* START Stored records *

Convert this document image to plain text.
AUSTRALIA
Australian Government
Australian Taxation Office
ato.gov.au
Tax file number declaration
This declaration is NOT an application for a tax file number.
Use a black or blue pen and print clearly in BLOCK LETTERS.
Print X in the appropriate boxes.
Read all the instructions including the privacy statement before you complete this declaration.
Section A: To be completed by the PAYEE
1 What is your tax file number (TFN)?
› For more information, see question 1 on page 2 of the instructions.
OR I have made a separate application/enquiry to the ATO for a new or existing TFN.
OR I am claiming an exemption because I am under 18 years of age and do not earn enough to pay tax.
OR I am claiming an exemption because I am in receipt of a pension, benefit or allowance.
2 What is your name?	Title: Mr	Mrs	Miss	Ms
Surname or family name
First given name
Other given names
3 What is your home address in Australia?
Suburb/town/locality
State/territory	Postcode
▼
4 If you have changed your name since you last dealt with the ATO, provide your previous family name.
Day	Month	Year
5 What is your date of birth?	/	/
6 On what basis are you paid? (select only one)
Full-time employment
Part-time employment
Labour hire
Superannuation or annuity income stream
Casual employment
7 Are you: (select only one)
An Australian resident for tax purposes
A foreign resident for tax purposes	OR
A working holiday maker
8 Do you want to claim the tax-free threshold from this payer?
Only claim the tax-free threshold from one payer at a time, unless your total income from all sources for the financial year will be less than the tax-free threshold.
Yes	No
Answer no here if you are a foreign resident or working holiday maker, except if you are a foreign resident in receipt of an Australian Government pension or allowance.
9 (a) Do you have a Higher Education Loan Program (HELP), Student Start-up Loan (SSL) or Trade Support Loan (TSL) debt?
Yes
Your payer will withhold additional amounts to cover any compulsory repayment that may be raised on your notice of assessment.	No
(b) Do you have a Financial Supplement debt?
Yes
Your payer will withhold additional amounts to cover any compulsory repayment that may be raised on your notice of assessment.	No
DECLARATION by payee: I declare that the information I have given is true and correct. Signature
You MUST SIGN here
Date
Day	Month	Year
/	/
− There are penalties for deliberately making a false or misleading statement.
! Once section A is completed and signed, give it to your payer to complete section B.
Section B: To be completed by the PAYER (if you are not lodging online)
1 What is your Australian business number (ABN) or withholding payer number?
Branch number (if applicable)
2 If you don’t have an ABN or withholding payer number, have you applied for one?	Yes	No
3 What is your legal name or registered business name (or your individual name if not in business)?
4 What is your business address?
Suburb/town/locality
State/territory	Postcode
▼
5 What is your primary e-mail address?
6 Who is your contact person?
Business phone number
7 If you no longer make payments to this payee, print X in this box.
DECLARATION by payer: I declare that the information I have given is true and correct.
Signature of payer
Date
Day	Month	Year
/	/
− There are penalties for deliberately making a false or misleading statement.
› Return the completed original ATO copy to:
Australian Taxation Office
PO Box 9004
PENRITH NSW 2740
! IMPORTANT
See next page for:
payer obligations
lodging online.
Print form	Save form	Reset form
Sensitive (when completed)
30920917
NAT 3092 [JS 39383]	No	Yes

* END Stored records *

### Given task
The answer should be a single number: the count of lines in the data that include the string "Government".

### Exercise response
2